Look through the data below. Pick out the lines holding the string "Residuals".

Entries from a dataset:
↓

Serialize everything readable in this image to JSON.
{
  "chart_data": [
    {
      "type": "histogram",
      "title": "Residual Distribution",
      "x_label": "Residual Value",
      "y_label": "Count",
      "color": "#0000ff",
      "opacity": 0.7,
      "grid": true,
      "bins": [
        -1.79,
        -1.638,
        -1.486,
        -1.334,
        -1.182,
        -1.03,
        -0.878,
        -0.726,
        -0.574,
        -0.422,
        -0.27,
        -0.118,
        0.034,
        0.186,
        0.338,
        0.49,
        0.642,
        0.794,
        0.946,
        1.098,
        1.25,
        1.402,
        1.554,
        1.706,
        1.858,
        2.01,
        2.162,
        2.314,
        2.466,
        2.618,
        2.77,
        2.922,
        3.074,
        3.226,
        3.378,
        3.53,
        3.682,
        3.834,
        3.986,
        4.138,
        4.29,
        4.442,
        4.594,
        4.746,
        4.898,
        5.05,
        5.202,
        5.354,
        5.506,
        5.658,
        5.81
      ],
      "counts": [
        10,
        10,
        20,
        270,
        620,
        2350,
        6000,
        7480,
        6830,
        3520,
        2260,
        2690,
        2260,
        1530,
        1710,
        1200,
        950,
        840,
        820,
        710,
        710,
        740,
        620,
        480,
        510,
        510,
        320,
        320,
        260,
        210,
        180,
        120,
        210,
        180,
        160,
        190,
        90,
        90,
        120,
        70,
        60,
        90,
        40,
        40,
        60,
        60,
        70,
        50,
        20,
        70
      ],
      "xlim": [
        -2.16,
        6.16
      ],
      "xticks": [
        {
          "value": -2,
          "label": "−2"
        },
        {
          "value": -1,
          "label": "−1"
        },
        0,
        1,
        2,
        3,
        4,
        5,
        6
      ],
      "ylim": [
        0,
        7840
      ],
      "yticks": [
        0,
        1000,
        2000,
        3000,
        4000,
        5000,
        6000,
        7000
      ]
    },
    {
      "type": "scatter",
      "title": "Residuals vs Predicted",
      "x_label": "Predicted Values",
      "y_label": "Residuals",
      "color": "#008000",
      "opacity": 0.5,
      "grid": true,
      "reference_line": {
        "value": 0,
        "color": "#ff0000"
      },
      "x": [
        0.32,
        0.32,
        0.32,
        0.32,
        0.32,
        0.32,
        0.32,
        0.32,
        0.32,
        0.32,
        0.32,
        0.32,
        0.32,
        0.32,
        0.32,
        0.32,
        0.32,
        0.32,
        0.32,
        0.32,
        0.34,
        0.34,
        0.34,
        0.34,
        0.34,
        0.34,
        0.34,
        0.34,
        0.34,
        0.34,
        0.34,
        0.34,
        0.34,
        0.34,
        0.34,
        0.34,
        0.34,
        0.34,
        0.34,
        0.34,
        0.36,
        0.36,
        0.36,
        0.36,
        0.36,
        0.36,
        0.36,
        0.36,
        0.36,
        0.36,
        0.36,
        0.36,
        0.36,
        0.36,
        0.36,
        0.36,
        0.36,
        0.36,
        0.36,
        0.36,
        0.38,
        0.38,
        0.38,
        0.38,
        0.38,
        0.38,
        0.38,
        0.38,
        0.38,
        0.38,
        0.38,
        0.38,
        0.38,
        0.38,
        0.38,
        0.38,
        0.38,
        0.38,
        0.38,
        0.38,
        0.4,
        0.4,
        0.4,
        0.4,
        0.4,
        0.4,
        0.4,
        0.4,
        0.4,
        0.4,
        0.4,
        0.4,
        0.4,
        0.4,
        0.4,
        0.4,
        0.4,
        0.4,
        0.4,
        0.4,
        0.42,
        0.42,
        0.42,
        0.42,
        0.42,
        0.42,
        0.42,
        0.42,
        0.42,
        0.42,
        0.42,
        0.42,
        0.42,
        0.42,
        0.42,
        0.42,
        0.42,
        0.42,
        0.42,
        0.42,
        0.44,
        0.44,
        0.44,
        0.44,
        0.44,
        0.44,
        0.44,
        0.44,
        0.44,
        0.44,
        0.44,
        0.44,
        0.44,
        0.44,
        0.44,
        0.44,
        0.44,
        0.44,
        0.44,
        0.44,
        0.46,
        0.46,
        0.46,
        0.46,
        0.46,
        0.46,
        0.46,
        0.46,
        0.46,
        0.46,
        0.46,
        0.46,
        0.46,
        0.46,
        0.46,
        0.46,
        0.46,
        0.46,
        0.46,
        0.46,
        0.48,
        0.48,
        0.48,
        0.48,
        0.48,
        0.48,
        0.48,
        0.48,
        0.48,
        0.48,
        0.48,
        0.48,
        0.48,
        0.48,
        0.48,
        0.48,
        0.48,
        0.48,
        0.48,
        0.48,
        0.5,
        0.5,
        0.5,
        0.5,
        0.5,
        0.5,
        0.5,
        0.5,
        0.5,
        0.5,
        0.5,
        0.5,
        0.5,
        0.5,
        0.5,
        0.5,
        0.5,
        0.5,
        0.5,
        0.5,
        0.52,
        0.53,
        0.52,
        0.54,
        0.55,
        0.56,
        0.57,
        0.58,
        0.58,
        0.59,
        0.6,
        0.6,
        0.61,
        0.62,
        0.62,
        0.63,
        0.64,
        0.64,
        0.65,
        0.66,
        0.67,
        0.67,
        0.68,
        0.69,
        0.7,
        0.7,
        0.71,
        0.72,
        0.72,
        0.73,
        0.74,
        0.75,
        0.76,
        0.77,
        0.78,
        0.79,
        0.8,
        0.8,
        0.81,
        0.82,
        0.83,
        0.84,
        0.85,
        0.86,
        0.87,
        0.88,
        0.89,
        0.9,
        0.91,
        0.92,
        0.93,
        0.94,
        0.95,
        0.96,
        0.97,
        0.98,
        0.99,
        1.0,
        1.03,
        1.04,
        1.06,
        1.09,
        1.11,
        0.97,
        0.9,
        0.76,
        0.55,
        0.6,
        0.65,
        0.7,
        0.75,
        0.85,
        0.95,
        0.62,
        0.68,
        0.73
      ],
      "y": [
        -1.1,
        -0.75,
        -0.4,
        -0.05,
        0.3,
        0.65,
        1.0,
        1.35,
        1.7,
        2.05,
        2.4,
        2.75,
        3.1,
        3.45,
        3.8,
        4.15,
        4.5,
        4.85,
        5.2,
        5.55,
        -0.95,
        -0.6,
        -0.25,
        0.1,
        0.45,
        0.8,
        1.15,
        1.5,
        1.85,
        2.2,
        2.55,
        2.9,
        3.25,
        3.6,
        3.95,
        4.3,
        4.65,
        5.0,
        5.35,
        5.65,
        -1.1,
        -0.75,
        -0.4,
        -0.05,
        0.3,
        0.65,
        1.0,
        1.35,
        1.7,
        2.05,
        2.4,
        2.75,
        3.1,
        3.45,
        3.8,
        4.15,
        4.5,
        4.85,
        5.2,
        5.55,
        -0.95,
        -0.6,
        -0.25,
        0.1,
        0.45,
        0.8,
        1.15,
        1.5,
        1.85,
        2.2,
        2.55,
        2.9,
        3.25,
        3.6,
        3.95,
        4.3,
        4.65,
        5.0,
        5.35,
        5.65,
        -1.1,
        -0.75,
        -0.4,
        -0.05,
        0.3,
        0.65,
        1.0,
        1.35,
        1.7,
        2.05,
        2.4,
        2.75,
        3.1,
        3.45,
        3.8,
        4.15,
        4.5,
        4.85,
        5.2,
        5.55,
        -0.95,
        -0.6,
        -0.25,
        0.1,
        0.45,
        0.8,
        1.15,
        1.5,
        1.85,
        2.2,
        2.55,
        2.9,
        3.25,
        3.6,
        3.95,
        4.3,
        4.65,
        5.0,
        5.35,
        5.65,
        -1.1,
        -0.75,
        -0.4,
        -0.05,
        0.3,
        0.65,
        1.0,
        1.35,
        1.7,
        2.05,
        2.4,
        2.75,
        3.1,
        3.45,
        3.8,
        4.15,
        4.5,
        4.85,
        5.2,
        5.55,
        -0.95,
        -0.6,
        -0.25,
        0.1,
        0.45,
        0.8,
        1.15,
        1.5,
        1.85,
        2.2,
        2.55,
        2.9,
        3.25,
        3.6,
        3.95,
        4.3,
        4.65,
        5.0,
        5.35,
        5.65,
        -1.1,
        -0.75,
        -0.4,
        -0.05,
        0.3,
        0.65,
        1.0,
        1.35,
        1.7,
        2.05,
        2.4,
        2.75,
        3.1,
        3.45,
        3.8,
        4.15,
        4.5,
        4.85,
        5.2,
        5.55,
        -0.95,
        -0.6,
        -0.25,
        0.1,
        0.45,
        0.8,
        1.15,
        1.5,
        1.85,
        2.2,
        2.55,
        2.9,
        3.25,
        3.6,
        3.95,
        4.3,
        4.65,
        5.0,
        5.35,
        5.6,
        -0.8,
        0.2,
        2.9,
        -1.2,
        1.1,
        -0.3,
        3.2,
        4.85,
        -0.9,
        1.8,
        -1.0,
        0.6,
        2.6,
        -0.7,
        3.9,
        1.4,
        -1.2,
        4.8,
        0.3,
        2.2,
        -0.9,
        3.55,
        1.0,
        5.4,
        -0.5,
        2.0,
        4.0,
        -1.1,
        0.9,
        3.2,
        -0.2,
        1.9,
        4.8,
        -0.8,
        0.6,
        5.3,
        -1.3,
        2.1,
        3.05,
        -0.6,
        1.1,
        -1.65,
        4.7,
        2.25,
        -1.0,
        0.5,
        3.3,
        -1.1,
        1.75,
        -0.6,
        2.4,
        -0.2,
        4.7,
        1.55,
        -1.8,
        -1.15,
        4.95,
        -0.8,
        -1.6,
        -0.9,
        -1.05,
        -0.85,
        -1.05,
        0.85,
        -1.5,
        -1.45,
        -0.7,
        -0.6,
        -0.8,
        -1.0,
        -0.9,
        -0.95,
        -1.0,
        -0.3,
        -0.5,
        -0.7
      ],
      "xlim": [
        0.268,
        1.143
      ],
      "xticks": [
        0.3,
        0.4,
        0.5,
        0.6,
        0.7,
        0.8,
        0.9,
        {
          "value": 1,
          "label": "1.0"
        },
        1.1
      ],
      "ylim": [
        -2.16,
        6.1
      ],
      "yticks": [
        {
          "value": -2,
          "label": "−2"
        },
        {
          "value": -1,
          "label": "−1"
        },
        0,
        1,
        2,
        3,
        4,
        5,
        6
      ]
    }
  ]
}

↑

◆ Output for this exercise ◆
      "title": "Residuals vs Predicted",
      "y_label": "Residuals",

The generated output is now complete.